Ihr sollt nicht nach der Predigt klatschen.“.

Paulus müßte unbedingt auch den Mönchengladbachern einmal schreiben. Gestern beim Konzert mit dem jungen Pianisten Joseph Moog brandete sowohl nach dem ersten als auch nach dem zweiten Satz von Chopins Sonate op. 58 Applaus auf. Der Künstler reagierte souverän, erhob und verbeugte sich, um danach quasi ungerührt weiterzuspielen. Zwischen dem dritten und dem vierten Satz überlistete er dann das unkundige Publikum, was allerdings leider zu Lasten des angemessenen Ausklingens des letzten, leisen Akkordes des „Largo“ ging. Der Zweck heiligt halt die Mittel. Auf Befragen teilte er später mit, daß sich Vorfälle dieser Art in letzter Zeit immer wieder einmal zutragen. Traurig! Das macht den rapiden Bildungsrückgang augenfällig. Wo bleibt die Einhaltung der alten einfachen Regel, daß, wenn man sich nicht sicher ist, ob das Stück tatsächlich zu Ende ist, man tunlichst auf den Einsatz der Connaisseure wartet, bis man selbst in die Hände klatscht!? Paulus hat demnach auch in anderen Städten noch viel Aufklärungsarbeit zu leisten.

──────

Zu erledigen » Gib den obigen Text über den Zwischenapplaus beim Klavierkonzert vollständig und Zeichen für Zeichen unverändert aus.

──────

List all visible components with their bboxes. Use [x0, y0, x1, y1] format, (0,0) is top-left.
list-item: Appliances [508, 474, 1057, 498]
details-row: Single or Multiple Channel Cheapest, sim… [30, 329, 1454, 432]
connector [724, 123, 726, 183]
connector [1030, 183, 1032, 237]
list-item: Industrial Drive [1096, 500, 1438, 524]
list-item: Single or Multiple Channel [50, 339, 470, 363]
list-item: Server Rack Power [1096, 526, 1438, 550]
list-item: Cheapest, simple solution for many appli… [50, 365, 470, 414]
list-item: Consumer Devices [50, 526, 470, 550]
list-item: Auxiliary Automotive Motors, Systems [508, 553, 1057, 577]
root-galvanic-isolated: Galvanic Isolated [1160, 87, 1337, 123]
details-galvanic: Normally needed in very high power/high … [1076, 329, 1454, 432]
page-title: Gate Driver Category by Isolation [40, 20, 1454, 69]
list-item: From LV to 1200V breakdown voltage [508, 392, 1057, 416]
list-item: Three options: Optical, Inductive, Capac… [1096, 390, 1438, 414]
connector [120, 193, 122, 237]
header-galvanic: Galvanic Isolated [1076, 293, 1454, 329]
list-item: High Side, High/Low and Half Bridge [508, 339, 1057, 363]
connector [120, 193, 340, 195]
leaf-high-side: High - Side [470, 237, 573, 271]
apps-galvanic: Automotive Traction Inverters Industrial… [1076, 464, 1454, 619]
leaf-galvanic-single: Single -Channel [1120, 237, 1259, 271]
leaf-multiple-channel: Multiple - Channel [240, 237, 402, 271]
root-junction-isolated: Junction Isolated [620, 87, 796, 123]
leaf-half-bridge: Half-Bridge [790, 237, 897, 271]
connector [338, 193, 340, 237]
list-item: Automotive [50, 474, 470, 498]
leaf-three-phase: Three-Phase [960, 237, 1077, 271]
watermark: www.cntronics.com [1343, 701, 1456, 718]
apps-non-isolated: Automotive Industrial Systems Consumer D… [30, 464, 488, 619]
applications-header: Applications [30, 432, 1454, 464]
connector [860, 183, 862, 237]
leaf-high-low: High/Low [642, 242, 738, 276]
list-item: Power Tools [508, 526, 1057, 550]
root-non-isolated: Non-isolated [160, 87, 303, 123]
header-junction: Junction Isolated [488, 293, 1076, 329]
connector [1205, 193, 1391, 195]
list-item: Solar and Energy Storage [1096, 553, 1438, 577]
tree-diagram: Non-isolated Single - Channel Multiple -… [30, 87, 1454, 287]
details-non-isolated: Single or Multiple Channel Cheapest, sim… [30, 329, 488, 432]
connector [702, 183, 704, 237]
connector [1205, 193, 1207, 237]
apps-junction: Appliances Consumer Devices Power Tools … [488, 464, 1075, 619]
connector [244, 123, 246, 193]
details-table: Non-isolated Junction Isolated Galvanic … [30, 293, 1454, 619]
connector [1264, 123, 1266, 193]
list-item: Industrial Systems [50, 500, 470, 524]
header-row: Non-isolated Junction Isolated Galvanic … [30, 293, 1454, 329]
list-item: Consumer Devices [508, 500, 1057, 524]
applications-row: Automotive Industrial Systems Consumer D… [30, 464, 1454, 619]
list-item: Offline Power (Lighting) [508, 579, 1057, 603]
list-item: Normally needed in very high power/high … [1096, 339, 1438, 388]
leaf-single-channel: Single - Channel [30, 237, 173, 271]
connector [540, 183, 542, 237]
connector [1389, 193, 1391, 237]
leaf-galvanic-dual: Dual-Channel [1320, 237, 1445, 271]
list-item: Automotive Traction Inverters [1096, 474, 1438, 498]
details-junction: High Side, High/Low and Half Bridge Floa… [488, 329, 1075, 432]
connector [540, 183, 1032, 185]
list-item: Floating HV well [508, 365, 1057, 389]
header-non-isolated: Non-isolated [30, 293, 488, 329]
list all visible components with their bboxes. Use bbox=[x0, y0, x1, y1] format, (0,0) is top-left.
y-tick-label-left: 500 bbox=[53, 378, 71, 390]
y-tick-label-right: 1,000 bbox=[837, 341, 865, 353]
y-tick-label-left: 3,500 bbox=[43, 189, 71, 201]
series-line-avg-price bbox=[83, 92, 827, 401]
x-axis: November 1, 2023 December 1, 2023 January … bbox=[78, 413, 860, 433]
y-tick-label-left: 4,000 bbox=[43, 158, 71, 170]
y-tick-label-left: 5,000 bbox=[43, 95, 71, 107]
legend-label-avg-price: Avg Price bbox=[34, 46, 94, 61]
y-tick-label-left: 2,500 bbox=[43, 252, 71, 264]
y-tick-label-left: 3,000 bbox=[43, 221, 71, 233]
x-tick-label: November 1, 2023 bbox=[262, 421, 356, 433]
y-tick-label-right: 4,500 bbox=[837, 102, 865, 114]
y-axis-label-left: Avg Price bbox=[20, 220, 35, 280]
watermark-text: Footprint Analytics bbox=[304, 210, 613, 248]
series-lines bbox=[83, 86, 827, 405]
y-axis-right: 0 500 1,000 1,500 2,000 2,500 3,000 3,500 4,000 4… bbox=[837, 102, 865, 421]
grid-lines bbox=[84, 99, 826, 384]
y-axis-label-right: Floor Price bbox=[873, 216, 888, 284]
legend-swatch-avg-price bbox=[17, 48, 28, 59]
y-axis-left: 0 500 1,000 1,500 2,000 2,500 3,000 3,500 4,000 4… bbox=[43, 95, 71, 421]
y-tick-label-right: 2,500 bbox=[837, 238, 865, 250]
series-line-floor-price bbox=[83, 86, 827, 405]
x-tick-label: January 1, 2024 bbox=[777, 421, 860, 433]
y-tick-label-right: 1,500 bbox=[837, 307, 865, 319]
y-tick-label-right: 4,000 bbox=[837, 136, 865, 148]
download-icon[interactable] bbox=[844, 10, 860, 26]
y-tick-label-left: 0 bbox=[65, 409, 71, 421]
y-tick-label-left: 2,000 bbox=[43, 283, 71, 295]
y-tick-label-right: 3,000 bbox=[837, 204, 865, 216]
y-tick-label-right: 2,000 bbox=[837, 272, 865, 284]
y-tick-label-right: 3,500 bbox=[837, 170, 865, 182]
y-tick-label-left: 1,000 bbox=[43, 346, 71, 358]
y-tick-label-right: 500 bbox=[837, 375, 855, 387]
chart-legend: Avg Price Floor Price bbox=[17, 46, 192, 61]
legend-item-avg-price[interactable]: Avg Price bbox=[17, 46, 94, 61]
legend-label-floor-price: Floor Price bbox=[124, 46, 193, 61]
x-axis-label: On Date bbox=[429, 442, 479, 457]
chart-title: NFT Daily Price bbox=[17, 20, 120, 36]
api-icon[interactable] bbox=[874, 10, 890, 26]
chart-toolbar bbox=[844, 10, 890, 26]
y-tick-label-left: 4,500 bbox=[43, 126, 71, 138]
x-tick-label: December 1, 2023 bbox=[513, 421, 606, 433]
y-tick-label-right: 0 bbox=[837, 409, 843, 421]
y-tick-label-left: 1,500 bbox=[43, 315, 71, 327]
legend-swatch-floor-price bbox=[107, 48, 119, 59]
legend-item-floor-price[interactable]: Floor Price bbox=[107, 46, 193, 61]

──────

Schriftliche Antwort »
Ihr sollt nicht nach der Predigt klatschen.“.

Paulus müßte unbedingt auch den Mönchengladbachern einmal schreiben. Gestern beim Konzert mit dem jungen Pianisten Joseph Moog brandete sowohl nach dem ersten als auch nach dem zweiten Satz von Chopins Sonate op. 58 Applaus auf. Der Künstler reagierte souverän, erhob und verbeugte sich, um danach quasi ungerührt weiterzuspielen. Zwischen dem dritten und dem vierten Satz überlistete er dann das unkundige Publikum, was allerdings leider zu Lasten des angemessenen Ausklingens des letzten, leisen Akkordes des „Largo“ ging. Der Zweck heiligt halt die Mittel. Auf Befragen teilte er später mit, daß sich Vorfälle dieser Art in letzter Zeit immer wieder einmal zutragen. Traurig! Das macht den rapiden Bildungsrückgang augenfällig. Wo bleibt die Einhaltung der alten einfachen Regel, daß, wenn man sich nicht sicher ist, ob das Stück tatsächlich zu Ende ist, man tunlichst auf den Einsatz der Connaisseure wartet, bis man selbst in die Hände klatscht!? Paulus hat demnach auch in anderen Städten noch viel Aufklärungsarbeit zu leisten.